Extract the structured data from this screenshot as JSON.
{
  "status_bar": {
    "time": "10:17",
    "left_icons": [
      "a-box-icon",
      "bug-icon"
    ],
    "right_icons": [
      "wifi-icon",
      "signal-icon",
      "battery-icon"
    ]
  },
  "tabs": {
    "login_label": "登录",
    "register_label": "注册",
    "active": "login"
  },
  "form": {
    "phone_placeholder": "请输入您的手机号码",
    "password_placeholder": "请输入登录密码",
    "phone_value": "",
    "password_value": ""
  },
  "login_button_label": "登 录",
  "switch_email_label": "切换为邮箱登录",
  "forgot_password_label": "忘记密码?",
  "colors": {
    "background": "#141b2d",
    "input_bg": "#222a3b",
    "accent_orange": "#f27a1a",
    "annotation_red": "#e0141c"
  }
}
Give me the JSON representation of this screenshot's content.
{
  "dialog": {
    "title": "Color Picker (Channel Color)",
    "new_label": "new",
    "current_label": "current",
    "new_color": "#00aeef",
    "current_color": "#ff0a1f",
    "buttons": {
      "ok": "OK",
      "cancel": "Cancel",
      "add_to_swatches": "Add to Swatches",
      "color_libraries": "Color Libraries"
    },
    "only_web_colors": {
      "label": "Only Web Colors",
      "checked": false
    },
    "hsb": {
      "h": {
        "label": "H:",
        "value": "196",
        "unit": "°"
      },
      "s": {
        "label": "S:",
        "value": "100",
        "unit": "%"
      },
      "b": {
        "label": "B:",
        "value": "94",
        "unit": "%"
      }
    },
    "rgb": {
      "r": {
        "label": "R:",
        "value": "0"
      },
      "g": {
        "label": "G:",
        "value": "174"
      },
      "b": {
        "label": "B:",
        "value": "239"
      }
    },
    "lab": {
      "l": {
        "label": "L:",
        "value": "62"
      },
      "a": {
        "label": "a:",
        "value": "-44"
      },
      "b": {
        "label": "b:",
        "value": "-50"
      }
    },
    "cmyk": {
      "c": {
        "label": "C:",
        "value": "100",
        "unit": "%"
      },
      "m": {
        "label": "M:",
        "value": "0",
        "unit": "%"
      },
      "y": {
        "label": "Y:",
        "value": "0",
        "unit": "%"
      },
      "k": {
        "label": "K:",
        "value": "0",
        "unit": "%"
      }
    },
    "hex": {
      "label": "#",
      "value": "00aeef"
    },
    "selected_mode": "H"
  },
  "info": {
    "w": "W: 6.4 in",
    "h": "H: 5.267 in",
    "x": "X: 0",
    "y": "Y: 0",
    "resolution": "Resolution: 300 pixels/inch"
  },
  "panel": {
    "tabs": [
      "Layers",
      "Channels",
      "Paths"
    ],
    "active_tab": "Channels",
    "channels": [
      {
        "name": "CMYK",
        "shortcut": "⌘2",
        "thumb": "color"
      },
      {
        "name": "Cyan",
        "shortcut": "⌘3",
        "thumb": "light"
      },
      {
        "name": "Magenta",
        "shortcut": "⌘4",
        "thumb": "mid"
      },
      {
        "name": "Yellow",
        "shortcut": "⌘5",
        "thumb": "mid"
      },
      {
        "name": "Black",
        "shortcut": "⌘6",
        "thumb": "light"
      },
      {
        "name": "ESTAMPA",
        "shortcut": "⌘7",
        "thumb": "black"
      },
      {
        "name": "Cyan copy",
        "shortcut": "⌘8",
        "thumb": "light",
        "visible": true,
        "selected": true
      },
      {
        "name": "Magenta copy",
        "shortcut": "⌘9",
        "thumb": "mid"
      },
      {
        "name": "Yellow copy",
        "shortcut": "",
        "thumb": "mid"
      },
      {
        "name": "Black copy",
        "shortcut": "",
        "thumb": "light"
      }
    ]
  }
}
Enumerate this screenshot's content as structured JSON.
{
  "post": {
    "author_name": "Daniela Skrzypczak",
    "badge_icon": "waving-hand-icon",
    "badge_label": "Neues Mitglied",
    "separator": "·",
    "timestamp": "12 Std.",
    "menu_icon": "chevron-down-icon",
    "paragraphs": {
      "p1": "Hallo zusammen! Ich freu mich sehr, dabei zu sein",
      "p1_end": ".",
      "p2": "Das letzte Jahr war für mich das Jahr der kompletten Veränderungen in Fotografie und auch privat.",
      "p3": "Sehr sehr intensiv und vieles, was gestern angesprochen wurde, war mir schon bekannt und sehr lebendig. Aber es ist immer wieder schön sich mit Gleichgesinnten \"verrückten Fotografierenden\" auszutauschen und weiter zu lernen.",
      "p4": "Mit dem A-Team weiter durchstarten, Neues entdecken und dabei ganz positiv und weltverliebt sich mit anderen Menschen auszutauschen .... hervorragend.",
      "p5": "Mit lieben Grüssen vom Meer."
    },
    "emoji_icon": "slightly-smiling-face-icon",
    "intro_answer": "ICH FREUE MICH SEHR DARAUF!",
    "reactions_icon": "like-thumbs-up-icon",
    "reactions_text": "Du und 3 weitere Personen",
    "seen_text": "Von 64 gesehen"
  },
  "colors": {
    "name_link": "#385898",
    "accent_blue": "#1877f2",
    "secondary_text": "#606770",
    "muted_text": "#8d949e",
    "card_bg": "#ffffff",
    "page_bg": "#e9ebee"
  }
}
■ ■ ■ ■ ■ ■ ■
* _INSTRUCTION_:
Check each line above for the string "structured" and show the ones that have it.

* _REPLY TO THE TASK_:
Extract the structured data from this screenshot as JSON.
Enumerate this screenshot's content as structured JSON.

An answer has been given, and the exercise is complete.